● **Work instructions**
Make an exact copy of the entries, and keep any pictures out of it.

● **Entries supplied**
┌──

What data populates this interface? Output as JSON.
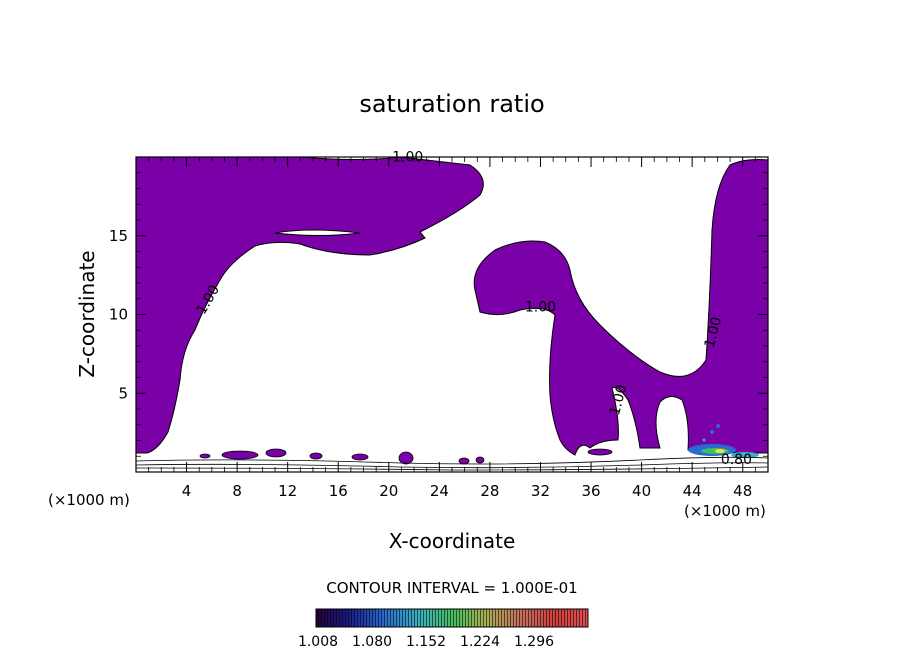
{
  "chart_data": {
    "type": "contour",
    "title": "saturation ratio",
    "xlabel": "X-coordinate",
    "ylabel": "Z-coordinate",
    "x_unit_left": "(×1000 m)",
    "x_unit_right": "(×1000 m)",
    "xlim": [
      0,
      50
    ],
    "ylim": [
      0,
      20
    ],
    "x_ticks": [
      4,
      8,
      12,
      16,
      20,
      24,
      28,
      32,
      36,
      40,
      44,
      48
    ],
    "y_ticks": [
      5,
      10,
      15
    ],
    "contour_labels": [
      {
        "text": "1.00",
        "x": 21.5,
        "y": 19.7
      },
      {
        "text": "1.00",
        "x": 6.0,
        "y": 10.8
      },
      {
        "text": "1.00",
        "x": 32.0,
        "y": 10.2
      },
      {
        "text": "1.00",
        "x": 46.0,
        "y": 8.8
      },
      {
        "text": "1.00",
        "x": 38.5,
        "y": 4.5
      },
      {
        "text": "0.80",
        "x": 47.5,
        "y": 0.5
      }
    ],
    "fill_color": "#7a00a8",
    "contour_interval_label": "CONTOUR INTERVAL = 1.000E-01",
    "colorbar": {
      "tick_labels": [
        "1.008",
        "1.080",
        "1.152",
        "1.224",
        "1.296"
      ],
      "min": 1.008,
      "max": 1.296
    }
  }
}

└──

● **Solution to the problem**
What data populates this interface? Output as JSON.
{
  "chart_data": {
    "type": "contour",
    "title": "saturation ratio",
    "xlabel": "X-coordinate",
    "ylabel": "Z-coordinate",
    "x_unit_left": "(×1000 m)",
    "x_unit_right": "(×1000 m)",
    "xlim": [
      0,
      50
    ],
    "ylim": [
      0,
      20
    ],
    "x_ticks": [
      4,
      8,
      12,
      16,
      20,
      24,
      28,
      32,
      36,
      40,
      44,
      48
    ],
    "y_ticks": [
      5,
      10,
      15
    ],
    "contour_labels": [
      {
        "text": "1.00",
        "x": 21.5,
        "y": 19.7
      },
      {
        "text": "1.00",
        "x": 6.0,
        "y": 10.8
      },
      {
        "text": "1.00",
        "x": 32.0,
        "y": 10.2
      },
      {
        "text": "1.00",
        "x": 46.0,
        "y": 8.8
      },
      {
        "text": "1.00",
        "x": 38.5,
        "y": 4.5
      },
      {
        "text": "0.80",
        "x": 47.5,
        "y": 0.5
      }
    ],
    "fill_color": "#7a00a8",
    "contour_interval_label": "CONTOUR INTERVAL = 1.000E-01",
    "colorbar": {
      "tick_labels": [
        "1.008",
        "1.080",
        "1.152",
        "1.224",
        "1.296"
      ],
      "min": 1.008,
      "max": 1.296
    }
  }
}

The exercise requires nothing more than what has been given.